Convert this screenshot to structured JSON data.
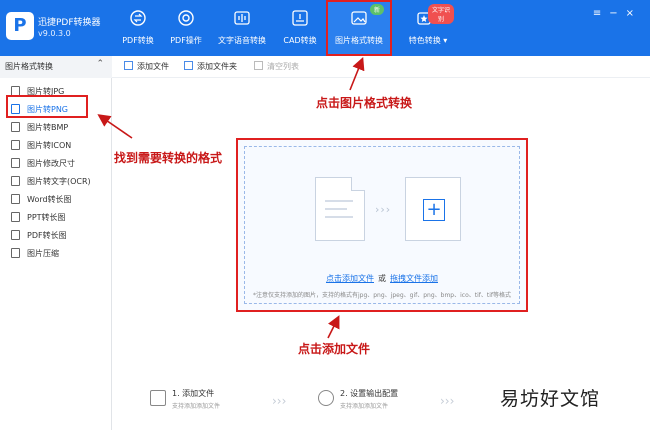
{
  "app": {
    "name": "迅捷PDF转换器",
    "version": "v9.0.3.0"
  },
  "nav": [
    {
      "label": "PDF转换",
      "icon": "swap-icon"
    },
    {
      "label": "PDF操作",
      "icon": "target-icon"
    },
    {
      "label": "文字语音转换",
      "icon": "audio-icon"
    },
    {
      "label": "CAD转换",
      "icon": "cad-icon"
    },
    {
      "label": "图片格式转换",
      "icon": "image-icon",
      "badge": "新"
    },
    {
      "label": "特色转换",
      "icon": "star-icon",
      "badge": "文字识别"
    }
  ],
  "sidebar": {
    "header": "图片格式转换",
    "items": [
      {
        "label": "图片转JPG"
      },
      {
        "label": "图片转PNG"
      },
      {
        "label": "图片转BMP"
      },
      {
        "label": "图片转ICON"
      },
      {
        "label": "图片修改尺寸"
      },
      {
        "label": "图片转文字(OCR)"
      },
      {
        "label": "Word转长图"
      },
      {
        "label": "PPT转长图"
      },
      {
        "label": "PDF转长图"
      },
      {
        "label": "图片压缩"
      }
    ]
  },
  "toolbar": {
    "add_file": "添加文件",
    "add_folder": "添加文件夹",
    "clear_list": "清空列表"
  },
  "drop": {
    "click_add": "点击添加文件",
    "or": "或",
    "drag_here": "拖拽文件添加",
    "hint": "*注意仅支持添加的图片，支持的格式有jpg、png、jpeg、gif、png、bmp、ico、tif、tif等格式"
  },
  "steps": [
    {
      "title": "1. 添加文件",
      "sub": "支持添加添加文件"
    },
    {
      "title": "2. 设置输出配置",
      "sub": "支持添加添加文件"
    }
  ],
  "annotations": {
    "click_image_format": "点击图片格式转换",
    "find_format": "找到需要转换的格式",
    "click_add_file": "点击添加文件"
  },
  "watermark": "易坊好文馆",
  "colors": {
    "brand": "#1a73e8",
    "annotation": "#c81818",
    "badge_green": "#5cc16a",
    "badge_red": "#f05050"
  }
}
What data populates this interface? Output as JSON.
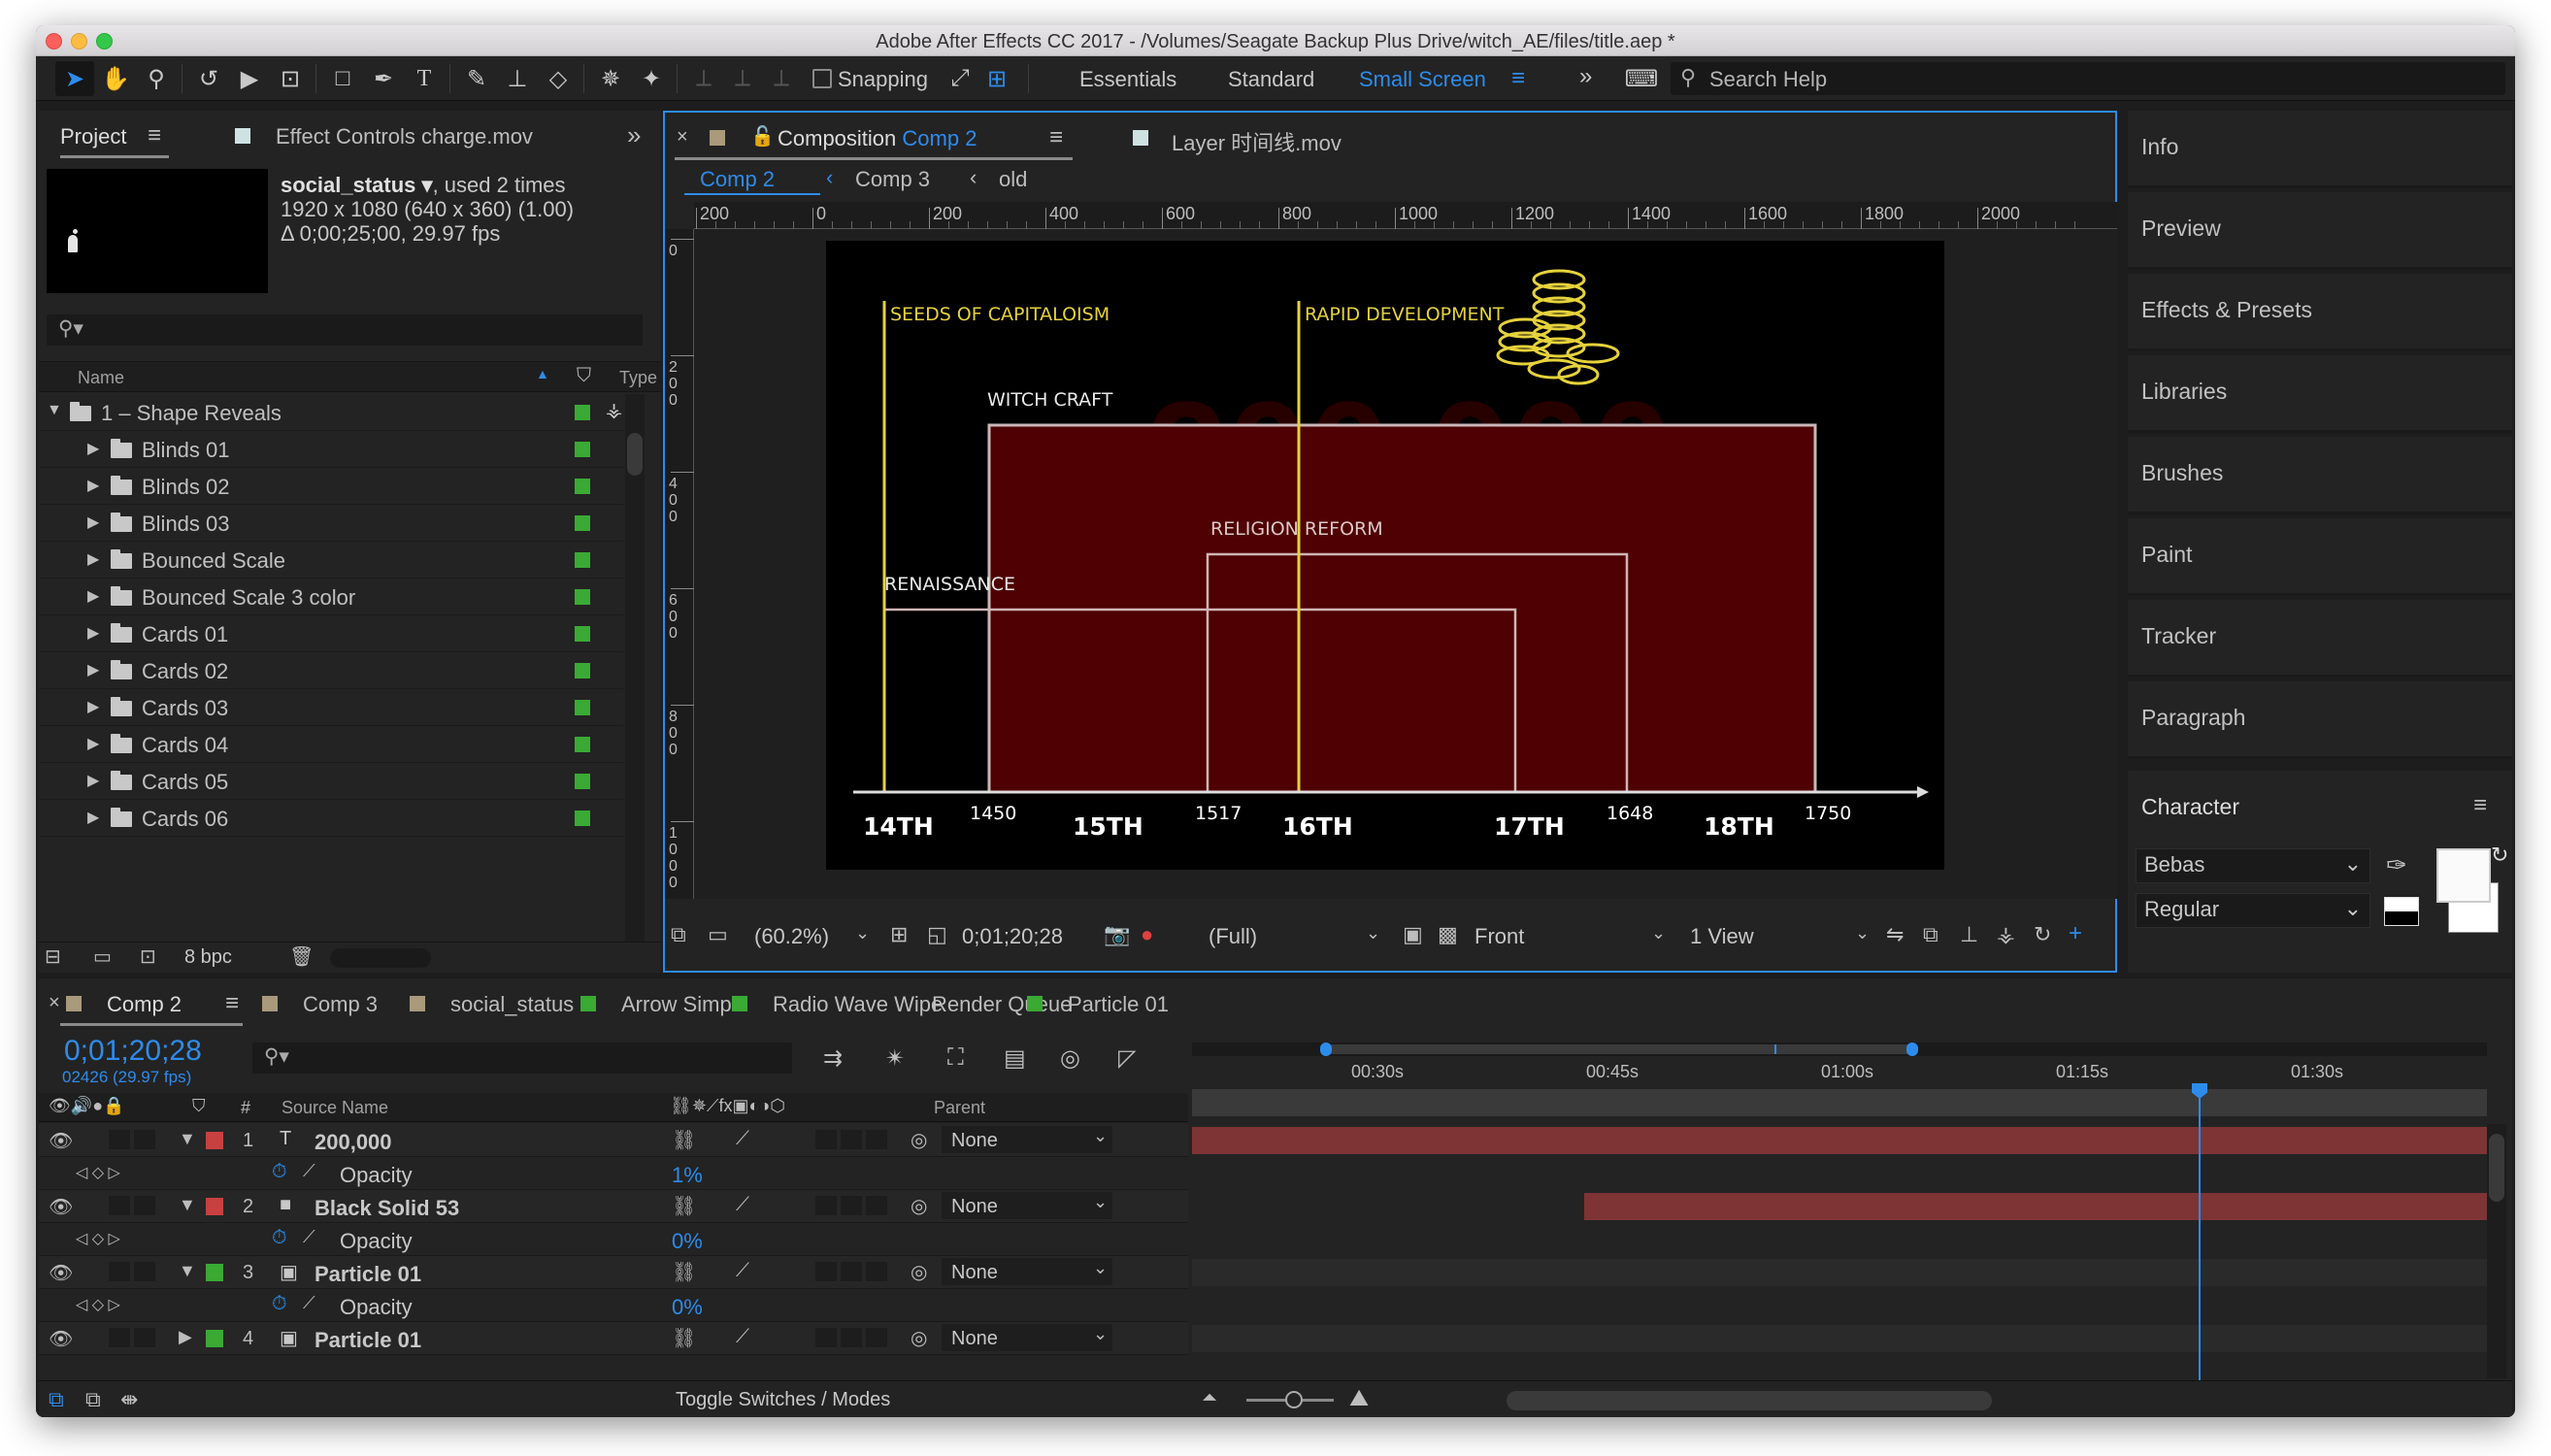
{
  "window": {
    "title": "Adobe After Effects CC 2017 - /Volumes/Seagate Backup Plus Drive/witch_AE/files/title.aep *"
  },
  "toolbar": {
    "snapping": "Snapping",
    "workspaces": [
      "Essentials",
      "Standard",
      "Small Screen"
    ],
    "search_placeholder": "Search Help"
  },
  "project": {
    "tab": "Project",
    "effect_controls_tab": "Effect Controls charge.mov",
    "item_name": "social_status ▾",
    "item_used": ", used 2 times",
    "item_res": "1920 x 1080  (640 x 360) (1.00)",
    "item_duration": "Δ 0;00;25;00, 29.97 fps",
    "col_name": "Name",
    "col_type": "Type",
    "bpc": "8 bpc",
    "items": [
      {
        "label": "1 – Shape Reveals"
      },
      {
        "label": "Blinds 01"
      },
      {
        "label": "Blinds 02"
      },
      {
        "label": "Blinds 03"
      },
      {
        "label": "Bounced Scale"
      },
      {
        "label": "Bounced Scale 3 color"
      },
      {
        "label": "Cards 01"
      },
      {
        "label": "Cards 02"
      },
      {
        "label": "Cards 03"
      },
      {
        "label": "Cards 04"
      },
      {
        "label": "Cards 05"
      },
      {
        "label": "Cards 06"
      }
    ]
  },
  "composition": {
    "tab_prefix": "Composition",
    "tab_name": "Comp 2",
    "layer_tab": "Layer 时间线.mov",
    "breadcrumb": [
      "Comp 2",
      "Comp 3",
      "old"
    ],
    "ruler_h": [
      "200",
      "0",
      "200",
      "400",
      "600",
      "800",
      "1000",
      "1200",
      "1400",
      "1600",
      "1800",
      "2000"
    ],
    "ruler_v": [
      "0",
      "200",
      "400",
      "600",
      "800",
      "1000"
    ],
    "zoom": "(60.2%)",
    "timecode": "0;01;20;28",
    "resolution": "(Full)",
    "view": "Front",
    "views": "1 View",
    "art": {
      "labels": {
        "seeds": "SEEDS OF CAPITALOISM",
        "rapid": "RAPID DEVELOPMENT",
        "witch": "WITCH CRAFT",
        "religion": "RELIGION REFORM",
        "renaissance": "RENAISSANCE"
      },
      "axis": {
        "c14": "14TH",
        "y1450": "1450",
        "c15": "15TH",
        "y1517": "1517",
        "c16": "16TH",
        "c17": "17TH",
        "y1648": "1648",
        "c18": "18TH",
        "y1750": "1750"
      },
      "watermark": "200,000"
    }
  },
  "right_panels": [
    "Info",
    "Preview",
    "Effects & Presets",
    "Libraries",
    "Brushes",
    "Paint",
    "Tracker",
    "Paragraph",
    "Character"
  ],
  "character": {
    "font": "Bebas",
    "style": "Regular"
  },
  "timeline": {
    "tabs": [
      "Comp 2",
      "Comp 3",
      "social_status",
      "Arrow Simple",
      "Radio Wave Wipe",
      "Render Queue",
      "Particle 01"
    ],
    "tab_colors": [
      "#a89a7a",
      "#a89a7a",
      "#a89a7a",
      "#3aaa35",
      "#3aaa35",
      "",
      "#3aaa35"
    ],
    "timecode": "0;01;20;28",
    "frames": "02426 (29.97 fps)",
    "col_source": "Source Name",
    "col_parent": "Parent",
    "ruler": [
      "00:30s",
      "00:45s",
      "01:00s",
      "01:15s",
      "01:30s"
    ],
    "layers": [
      {
        "num": "1",
        "name": "200,000",
        "icon": "T",
        "label_color": "#c94040",
        "parent": "None",
        "prop": "Opacity",
        "prop_value": "1%"
      },
      {
        "num": "2",
        "name": "Black Solid 53",
        "icon": "■",
        "label_color": "#c94040",
        "parent": "None",
        "prop": "Opacity",
        "prop_value": "0%"
      },
      {
        "num": "3",
        "name": "Particle 01",
        "icon": "▣",
        "label_color": "#3aaa35",
        "parent": "None",
        "prop": "Opacity",
        "prop_value": "0%"
      },
      {
        "num": "4",
        "name": "Particle 01",
        "icon": "▣",
        "label_color": "#3aaa35",
        "parent": "None"
      }
    ],
    "toggle": "Toggle Switches / Modes"
  }
}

---+---

From the data, collect all lines where the string "Scale" appears.

» **Reply to the exercise**
        "label": "Bounced Scale"
        "label": "Bounced Scale 3 color"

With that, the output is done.